Data section >>
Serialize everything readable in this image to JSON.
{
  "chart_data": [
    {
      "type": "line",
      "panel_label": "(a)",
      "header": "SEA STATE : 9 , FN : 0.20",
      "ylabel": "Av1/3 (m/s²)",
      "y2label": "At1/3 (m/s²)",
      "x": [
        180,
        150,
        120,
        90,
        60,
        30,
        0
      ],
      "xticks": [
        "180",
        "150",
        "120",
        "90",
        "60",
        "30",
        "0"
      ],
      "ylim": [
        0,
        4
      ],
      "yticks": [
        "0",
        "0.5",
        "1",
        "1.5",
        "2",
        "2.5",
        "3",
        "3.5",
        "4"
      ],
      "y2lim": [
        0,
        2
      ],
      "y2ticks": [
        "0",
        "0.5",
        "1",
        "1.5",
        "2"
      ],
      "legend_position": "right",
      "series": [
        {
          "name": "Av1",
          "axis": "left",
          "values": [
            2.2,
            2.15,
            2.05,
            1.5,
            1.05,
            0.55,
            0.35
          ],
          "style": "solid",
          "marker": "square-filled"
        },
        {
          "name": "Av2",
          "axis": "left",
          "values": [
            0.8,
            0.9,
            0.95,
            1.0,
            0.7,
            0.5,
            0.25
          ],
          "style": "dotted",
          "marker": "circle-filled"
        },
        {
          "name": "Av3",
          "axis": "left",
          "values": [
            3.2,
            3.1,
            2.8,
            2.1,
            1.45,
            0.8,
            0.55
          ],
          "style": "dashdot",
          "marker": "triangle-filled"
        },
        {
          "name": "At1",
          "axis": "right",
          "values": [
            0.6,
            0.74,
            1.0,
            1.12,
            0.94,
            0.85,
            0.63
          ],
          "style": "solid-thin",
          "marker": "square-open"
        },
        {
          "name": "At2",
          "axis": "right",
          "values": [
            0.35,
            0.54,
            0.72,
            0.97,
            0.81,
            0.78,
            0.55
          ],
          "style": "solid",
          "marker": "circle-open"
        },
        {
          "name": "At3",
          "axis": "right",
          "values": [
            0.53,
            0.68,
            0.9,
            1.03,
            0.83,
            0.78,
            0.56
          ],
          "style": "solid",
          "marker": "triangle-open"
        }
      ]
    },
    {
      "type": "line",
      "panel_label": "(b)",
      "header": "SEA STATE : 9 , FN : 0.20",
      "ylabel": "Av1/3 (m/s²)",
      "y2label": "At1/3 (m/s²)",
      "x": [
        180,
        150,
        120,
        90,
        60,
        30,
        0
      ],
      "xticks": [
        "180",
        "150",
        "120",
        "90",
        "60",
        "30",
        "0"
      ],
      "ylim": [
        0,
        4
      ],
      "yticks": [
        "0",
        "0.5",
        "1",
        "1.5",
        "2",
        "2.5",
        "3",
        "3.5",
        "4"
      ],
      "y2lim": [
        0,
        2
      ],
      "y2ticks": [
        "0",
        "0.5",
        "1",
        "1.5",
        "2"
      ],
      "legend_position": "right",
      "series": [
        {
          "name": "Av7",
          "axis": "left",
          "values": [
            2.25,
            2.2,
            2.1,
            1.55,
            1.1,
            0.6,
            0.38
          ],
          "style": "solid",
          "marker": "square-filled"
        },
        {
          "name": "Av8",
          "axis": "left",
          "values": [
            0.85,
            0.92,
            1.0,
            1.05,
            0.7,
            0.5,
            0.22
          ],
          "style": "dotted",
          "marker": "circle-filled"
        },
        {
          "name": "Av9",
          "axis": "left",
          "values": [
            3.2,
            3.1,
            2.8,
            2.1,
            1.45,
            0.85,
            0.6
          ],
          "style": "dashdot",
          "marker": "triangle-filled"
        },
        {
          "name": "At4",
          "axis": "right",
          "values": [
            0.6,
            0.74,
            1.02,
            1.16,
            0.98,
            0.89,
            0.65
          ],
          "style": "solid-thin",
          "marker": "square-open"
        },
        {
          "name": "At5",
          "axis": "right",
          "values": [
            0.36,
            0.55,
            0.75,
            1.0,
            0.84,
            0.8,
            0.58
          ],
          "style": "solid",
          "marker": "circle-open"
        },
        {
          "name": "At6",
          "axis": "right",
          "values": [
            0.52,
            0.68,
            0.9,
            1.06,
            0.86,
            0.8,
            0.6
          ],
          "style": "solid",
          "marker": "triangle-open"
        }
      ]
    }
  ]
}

Directive >>
Restate every record exactly, leaving nothing out.

Task response >>
Serialize everything readable in this image to JSON.
{
  "chart_data": [
    {
      "type": "line",
      "panel_label": "(a)",
      "header": "SEA STATE : 9 , FN : 0.20",
      "ylabel": "Av1/3 (m/s²)",
      "y2label": "At1/3 (m/s²)",
      "x": [
        180,
        150,
        120,
        90,
        60,
        30,
        0
      ],
      "xticks": [
        "180",
        "150",
        "120",
        "90",
        "60",
        "30",
        "0"
      ],
      "ylim": [
        0,
        4
      ],
      "yticks": [
        "0",
        "0.5",
        "1",
        "1.5",
        "2",
        "2.5",
        "3",
        "3.5",
        "4"
      ],
      "y2lim": [
        0,
        2
      ],
      "y2ticks": [
        "0",
        "0.5",
        "1",
        "1.5",
        "2"
      ],
      "legend_position": "right",
      "series": [
        {
          "name": "Av1",
          "axis": "left",
          "values": [
            2.2,
            2.15,
            2.05,
            1.5,
            1.05,
            0.55,
            0.35
          ],
          "style": "solid",
          "marker": "square-filled"
        },
        {
          "name": "Av2",
          "axis": "left",
          "values": [
            0.8,
            0.9,
            0.95,
            1.0,
            0.7,
            0.5,
            0.25
          ],
          "style": "dotted",
          "marker": "circle-filled"
        },
        {
          "name": "Av3",
          "axis": "left",
          "values": [
            3.2,
            3.1,
            2.8,
            2.1,
            1.45,
            0.8,
            0.55
          ],
          "style": "dashdot",
          "marker": "triangle-filled"
        },
        {
          "name": "At1",
          "axis": "right",
          "values": [
            0.6,
            0.74,
            1.0,
            1.12,
            0.94,
            0.85,
            0.63
          ],
          "style": "solid-thin",
          "marker": "square-open"
        },
        {
          "name": "At2",
          "axis": "right",
          "values": [
            0.35,
            0.54,
            0.72,
            0.97,
            0.81,
            0.78,
            0.55
          ],
          "style": "solid",
          "marker": "circle-open"
        },
        {
          "name": "At3",
          "axis": "right",
          "values": [
            0.53,
            0.68,
            0.9,
            1.03,
            0.83,
            0.78,
            0.56
          ],
          "style": "solid",
          "marker": "triangle-open"
        }
      ]
    },
    {
      "type": "line",
      "panel_label": "(b)",
      "header": "SEA STATE : 9 , FN : 0.20",
      "ylabel": "Av1/3 (m/s²)",
      "y2label": "At1/3 (m/s²)",
      "x": [
        180,
        150,
        120,
        90,
        60,
        30,
        0
      ],
      "xticks": [
        "180",
        "150",
        "120",
        "90",
        "60",
        "30",
        "0"
      ],
      "ylim": [
        0,
        4
      ],
      "yticks": [
        "0",
        "0.5",
        "1",
        "1.5",
        "2",
        "2.5",
        "3",
        "3.5",
        "4"
      ],
      "y2lim": [
        0,
        2
      ],
      "y2ticks": [
        "0",
        "0.5",
        "1",
        "1.5",
        "2"
      ],
      "legend_position": "right",
      "series": [
        {
          "name": "Av7",
          "axis": "left",
          "values": [
            2.25,
            2.2,
            2.1,
            1.55,
            1.1,
            0.6,
            0.38
          ],
          "style": "solid",
          "marker": "square-filled"
        },
        {
          "name": "Av8",
          "axis": "left",
          "values": [
            0.85,
            0.92,
            1.0,
            1.05,
            0.7,
            0.5,
            0.22
          ],
          "style": "dotted",
          "marker": "circle-filled"
        },
        {
          "name": "Av9",
          "axis": "left",
          "values": [
            3.2,
            3.1,
            2.8,
            2.1,
            1.45,
            0.85,
            0.6
          ],
          "style": "dashdot",
          "marker": "triangle-filled"
        },
        {
          "name": "At4",
          "axis": "right",
          "values": [
            0.6,
            0.74,
            1.02,
            1.16,
            0.98,
            0.89,
            0.65
          ],
          "style": "solid-thin",
          "marker": "square-open"
        },
        {
          "name": "At5",
          "axis": "right",
          "values": [
            0.36,
            0.55,
            0.75,
            1.0,
            0.84,
            0.8,
            0.58
          ],
          "style": "solid",
          "marker": "circle-open"
        },
        {
          "name": "At6",
          "axis": "right",
          "values": [
            0.52,
            0.68,
            0.9,
            1.06,
            0.86,
            0.8,
            0.6
          ],
          "style": "solid",
          "marker": "triangle-open"
        }
      ]
    }
  ]
}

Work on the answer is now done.